• _Task_:
How many lines in the records below contain the word "Ejus"? Give only the number.

* BEGIN Extracted material *

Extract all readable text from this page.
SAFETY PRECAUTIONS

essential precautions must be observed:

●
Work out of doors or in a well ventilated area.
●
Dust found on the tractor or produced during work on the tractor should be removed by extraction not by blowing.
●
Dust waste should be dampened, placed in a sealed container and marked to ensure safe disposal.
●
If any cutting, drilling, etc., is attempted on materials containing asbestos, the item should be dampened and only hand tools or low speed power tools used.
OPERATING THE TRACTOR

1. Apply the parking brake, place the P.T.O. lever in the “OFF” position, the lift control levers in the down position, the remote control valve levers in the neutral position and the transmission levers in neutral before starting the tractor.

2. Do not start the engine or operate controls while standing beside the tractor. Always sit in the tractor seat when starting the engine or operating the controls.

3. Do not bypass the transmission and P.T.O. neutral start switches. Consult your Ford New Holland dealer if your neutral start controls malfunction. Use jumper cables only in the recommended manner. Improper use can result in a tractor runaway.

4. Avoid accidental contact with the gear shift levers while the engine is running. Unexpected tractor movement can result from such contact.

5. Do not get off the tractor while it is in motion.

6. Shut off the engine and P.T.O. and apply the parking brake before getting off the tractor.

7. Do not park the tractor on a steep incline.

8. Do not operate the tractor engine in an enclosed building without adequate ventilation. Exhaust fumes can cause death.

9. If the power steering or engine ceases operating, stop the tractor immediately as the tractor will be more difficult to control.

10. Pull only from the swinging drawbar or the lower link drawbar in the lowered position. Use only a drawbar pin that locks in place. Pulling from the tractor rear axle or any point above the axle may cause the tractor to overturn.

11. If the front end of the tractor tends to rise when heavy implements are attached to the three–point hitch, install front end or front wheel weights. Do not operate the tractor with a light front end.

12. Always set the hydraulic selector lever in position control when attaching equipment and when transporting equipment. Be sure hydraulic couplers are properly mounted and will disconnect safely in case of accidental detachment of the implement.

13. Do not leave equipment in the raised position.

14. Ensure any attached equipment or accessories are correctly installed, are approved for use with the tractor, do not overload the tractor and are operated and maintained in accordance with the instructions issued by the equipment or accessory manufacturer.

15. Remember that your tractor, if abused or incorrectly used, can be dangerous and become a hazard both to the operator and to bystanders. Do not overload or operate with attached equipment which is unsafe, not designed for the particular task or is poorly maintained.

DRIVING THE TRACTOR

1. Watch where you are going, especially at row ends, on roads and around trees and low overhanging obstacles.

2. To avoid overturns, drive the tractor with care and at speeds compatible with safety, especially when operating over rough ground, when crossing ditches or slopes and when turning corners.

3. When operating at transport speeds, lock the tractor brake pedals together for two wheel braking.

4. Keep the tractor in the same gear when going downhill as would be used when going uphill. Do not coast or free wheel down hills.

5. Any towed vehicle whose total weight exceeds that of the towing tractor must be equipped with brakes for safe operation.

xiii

* END Extracted material *
* BEGIN Extracted material *

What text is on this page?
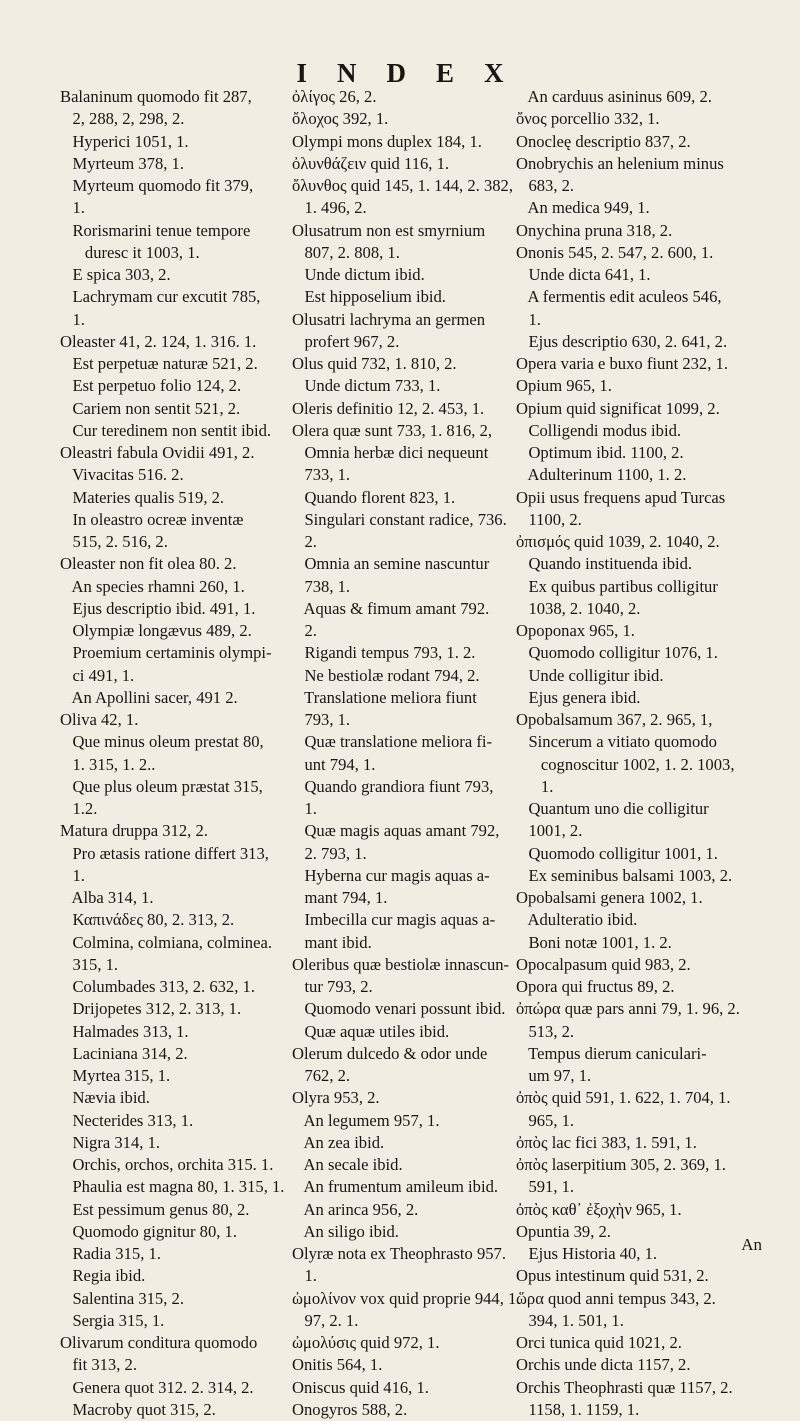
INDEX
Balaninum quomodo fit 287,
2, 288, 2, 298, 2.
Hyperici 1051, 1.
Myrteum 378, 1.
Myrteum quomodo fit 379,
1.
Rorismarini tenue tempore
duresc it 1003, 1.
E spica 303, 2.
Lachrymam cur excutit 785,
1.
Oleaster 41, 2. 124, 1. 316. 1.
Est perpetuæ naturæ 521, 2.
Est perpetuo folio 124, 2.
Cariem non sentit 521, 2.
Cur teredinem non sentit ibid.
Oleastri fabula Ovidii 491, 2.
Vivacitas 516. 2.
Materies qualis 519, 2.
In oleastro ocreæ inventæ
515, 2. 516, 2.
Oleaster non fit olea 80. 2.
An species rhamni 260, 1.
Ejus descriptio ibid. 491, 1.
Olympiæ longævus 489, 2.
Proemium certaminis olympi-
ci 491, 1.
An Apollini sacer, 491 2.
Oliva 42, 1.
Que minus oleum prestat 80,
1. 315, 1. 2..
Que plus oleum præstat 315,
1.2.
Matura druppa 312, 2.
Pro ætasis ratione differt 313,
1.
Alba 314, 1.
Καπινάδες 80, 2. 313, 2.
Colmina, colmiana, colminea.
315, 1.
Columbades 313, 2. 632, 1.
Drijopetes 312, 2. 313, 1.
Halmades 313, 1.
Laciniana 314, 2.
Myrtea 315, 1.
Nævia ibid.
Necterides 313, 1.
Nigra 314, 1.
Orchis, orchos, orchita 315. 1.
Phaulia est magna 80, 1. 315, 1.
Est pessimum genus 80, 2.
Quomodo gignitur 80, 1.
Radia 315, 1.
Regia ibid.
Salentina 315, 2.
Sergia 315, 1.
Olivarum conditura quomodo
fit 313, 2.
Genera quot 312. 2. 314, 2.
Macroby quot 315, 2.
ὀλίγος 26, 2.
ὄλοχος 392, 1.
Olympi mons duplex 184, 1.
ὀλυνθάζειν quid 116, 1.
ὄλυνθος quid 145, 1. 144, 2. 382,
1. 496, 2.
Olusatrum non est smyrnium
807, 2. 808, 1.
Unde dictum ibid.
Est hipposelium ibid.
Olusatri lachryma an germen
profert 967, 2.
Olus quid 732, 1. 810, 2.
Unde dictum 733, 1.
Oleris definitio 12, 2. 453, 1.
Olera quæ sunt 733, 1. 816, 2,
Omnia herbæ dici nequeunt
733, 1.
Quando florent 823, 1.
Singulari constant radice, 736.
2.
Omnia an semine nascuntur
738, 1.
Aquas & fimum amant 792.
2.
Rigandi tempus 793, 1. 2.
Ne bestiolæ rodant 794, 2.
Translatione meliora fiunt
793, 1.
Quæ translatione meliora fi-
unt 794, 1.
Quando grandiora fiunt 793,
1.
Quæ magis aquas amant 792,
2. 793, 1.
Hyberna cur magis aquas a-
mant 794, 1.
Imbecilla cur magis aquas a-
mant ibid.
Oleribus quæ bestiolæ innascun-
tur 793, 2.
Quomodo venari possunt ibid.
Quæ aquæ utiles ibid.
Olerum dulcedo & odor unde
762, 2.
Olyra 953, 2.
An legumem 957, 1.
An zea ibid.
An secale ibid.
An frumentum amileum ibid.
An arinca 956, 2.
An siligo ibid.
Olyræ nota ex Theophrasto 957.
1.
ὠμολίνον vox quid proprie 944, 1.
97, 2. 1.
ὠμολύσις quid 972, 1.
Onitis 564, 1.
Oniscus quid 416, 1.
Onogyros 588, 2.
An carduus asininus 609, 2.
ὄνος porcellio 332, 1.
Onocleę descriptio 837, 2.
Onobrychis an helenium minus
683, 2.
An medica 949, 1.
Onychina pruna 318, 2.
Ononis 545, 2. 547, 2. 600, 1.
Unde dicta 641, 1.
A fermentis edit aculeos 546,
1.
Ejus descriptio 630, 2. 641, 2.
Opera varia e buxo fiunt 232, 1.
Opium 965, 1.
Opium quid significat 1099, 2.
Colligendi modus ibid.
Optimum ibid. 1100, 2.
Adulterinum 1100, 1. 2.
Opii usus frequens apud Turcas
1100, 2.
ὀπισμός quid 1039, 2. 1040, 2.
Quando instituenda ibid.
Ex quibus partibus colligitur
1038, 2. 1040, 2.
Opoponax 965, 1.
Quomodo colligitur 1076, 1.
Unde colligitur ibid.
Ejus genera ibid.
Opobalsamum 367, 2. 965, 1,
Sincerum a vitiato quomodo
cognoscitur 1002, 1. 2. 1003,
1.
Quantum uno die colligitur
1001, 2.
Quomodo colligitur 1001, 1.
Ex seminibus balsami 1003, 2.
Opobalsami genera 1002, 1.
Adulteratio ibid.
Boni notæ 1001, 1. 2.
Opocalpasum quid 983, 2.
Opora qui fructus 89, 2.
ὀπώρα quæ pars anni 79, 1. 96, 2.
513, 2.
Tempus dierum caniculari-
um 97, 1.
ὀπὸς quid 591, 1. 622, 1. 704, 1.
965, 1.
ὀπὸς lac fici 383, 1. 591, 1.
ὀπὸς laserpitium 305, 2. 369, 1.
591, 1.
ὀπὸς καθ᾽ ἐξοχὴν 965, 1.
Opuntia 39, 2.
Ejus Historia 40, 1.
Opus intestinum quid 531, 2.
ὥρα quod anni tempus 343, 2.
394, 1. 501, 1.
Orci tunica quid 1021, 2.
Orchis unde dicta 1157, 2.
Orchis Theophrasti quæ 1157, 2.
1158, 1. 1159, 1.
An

* END Extracted material *

• _Final result_:
4